_WHAT THE TASK REQUIRES:_ In the records below, find each line with the word "Idéal" and copy it.
____________________
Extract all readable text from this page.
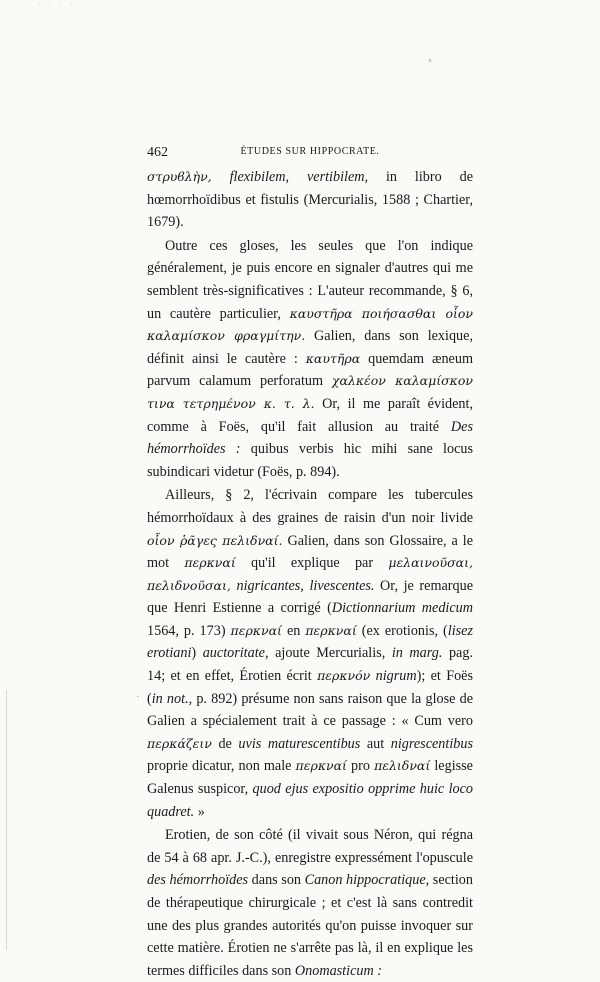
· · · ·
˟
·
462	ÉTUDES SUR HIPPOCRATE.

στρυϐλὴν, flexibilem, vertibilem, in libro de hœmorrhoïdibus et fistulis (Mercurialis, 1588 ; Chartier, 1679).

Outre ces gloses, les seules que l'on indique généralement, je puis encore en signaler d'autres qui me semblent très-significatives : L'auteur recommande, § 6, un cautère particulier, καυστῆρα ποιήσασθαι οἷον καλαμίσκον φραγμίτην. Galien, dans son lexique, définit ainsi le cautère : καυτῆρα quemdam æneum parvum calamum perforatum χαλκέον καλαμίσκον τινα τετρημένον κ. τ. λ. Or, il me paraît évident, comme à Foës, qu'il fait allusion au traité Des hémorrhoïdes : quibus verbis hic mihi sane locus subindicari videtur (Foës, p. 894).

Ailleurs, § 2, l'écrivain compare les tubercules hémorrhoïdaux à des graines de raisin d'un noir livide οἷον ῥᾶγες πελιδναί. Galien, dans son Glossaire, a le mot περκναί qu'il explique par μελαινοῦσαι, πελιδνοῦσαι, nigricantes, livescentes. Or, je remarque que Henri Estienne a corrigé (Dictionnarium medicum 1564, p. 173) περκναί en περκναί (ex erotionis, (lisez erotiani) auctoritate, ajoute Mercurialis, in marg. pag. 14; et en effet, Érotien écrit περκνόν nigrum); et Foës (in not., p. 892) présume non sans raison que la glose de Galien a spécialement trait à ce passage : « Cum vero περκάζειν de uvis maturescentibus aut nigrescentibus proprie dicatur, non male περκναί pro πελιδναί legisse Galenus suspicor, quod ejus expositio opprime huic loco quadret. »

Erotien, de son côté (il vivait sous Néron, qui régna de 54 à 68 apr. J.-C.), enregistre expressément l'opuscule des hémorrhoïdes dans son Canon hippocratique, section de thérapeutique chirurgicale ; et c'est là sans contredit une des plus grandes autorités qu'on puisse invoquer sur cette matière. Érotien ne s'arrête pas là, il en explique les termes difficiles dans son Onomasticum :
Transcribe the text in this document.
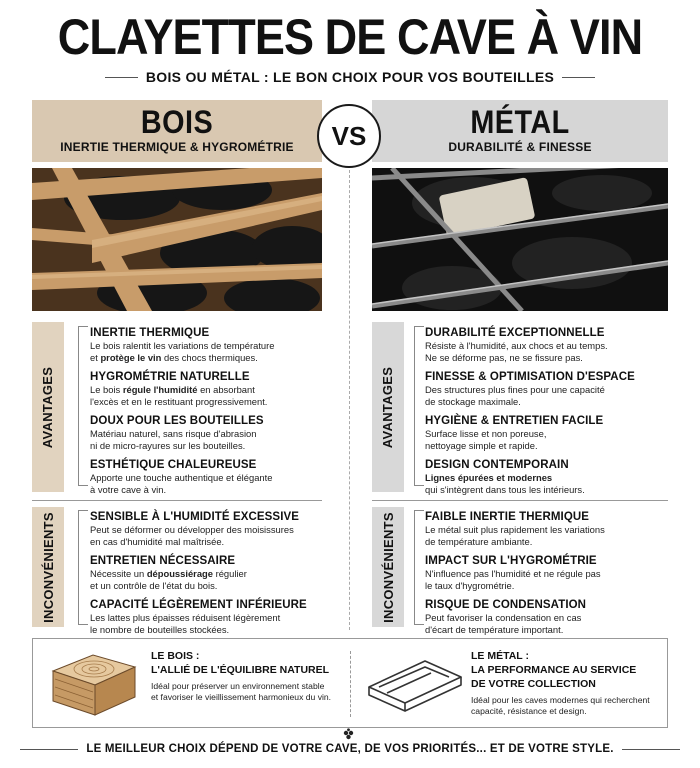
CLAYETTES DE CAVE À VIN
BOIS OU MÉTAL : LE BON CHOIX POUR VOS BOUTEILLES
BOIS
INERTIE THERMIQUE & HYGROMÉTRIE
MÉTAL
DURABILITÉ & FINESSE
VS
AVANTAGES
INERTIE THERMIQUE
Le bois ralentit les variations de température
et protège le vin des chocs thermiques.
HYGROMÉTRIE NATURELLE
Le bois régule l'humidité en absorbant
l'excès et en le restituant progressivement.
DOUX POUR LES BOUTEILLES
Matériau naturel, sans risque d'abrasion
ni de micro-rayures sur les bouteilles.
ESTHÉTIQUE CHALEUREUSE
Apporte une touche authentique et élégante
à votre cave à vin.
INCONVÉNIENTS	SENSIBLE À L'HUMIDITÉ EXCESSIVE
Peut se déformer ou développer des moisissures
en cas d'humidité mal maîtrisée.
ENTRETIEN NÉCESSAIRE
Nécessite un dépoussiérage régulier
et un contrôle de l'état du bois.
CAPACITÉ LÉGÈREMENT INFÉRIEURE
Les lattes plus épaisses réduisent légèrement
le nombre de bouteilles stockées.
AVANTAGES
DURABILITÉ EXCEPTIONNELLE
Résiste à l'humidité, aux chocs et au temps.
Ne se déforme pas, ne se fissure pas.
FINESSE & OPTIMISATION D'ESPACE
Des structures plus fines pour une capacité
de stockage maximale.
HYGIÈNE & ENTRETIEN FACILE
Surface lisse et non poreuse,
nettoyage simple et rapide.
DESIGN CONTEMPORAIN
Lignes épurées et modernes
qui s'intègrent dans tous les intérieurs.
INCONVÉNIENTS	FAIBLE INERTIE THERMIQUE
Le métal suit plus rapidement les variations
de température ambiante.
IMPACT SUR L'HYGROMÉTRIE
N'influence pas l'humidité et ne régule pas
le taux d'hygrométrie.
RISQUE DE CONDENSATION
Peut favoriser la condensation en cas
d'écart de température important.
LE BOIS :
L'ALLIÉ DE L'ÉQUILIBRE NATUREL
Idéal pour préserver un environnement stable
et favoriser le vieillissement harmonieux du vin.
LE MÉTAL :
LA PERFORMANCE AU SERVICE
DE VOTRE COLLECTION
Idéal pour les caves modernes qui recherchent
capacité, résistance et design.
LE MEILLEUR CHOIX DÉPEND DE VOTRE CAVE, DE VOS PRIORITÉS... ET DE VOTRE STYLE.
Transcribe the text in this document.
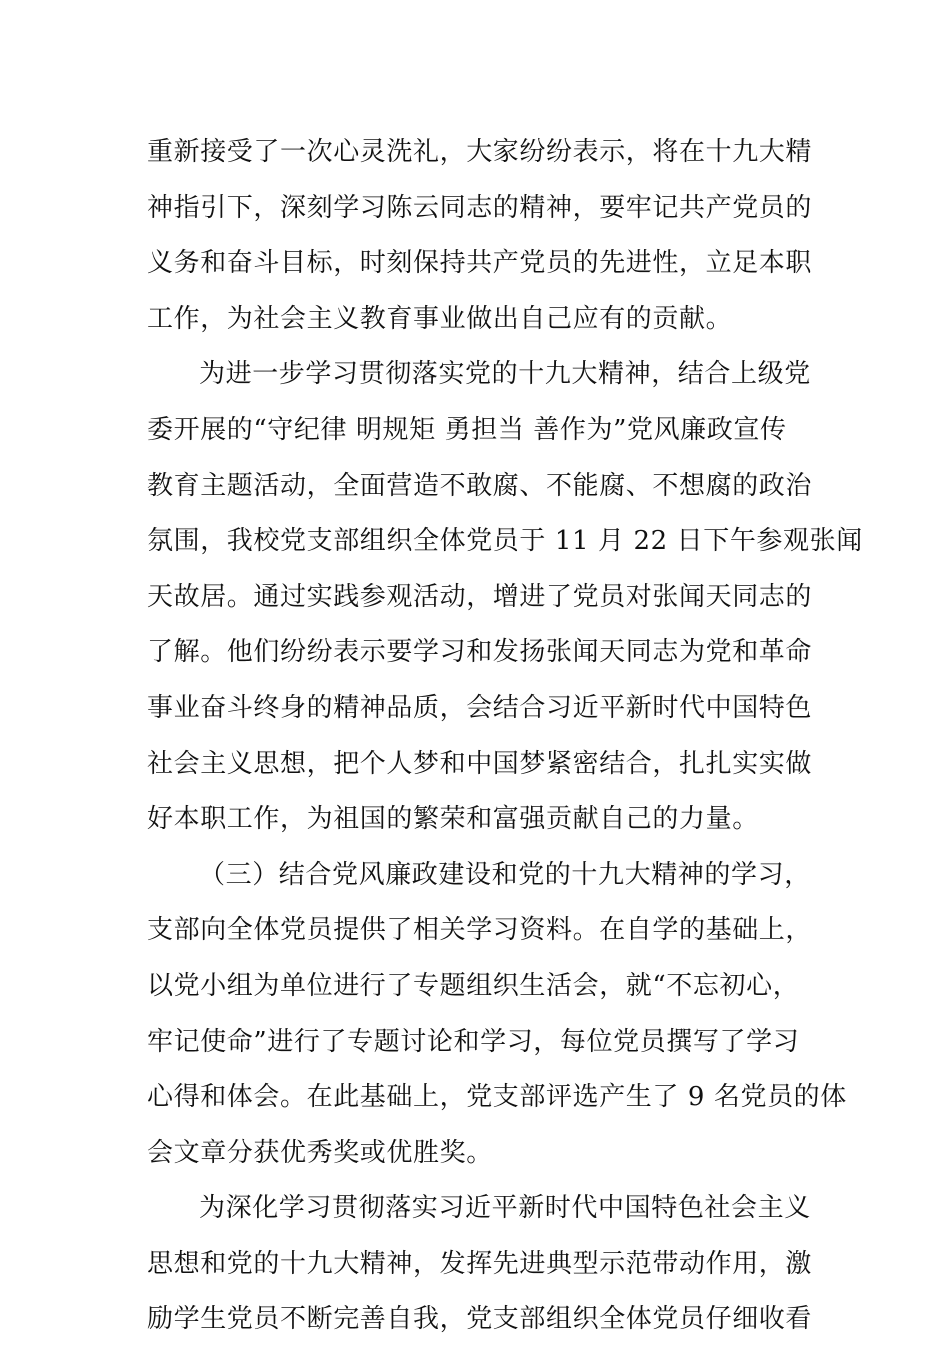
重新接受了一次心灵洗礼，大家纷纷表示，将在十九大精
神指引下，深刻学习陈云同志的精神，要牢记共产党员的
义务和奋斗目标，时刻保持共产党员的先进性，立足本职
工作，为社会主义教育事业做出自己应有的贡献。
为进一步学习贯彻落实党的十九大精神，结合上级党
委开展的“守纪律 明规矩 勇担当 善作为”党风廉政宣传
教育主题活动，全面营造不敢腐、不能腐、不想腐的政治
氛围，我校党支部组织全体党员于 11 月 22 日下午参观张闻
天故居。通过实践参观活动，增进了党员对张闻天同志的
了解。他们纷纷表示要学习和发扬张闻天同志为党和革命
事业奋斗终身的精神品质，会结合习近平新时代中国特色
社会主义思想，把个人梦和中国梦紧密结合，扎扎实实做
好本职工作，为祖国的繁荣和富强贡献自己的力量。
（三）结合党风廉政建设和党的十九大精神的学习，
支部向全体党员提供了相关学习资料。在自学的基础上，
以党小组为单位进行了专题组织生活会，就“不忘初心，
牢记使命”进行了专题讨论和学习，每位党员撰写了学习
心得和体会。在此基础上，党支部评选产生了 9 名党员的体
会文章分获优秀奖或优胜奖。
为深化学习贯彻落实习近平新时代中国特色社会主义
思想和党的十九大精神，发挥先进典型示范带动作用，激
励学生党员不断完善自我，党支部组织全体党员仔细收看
____________________
_FINAL ANSWER:_
Idéal pour préserver un environnement stable
Idéal pour les caves modernes qui recherchent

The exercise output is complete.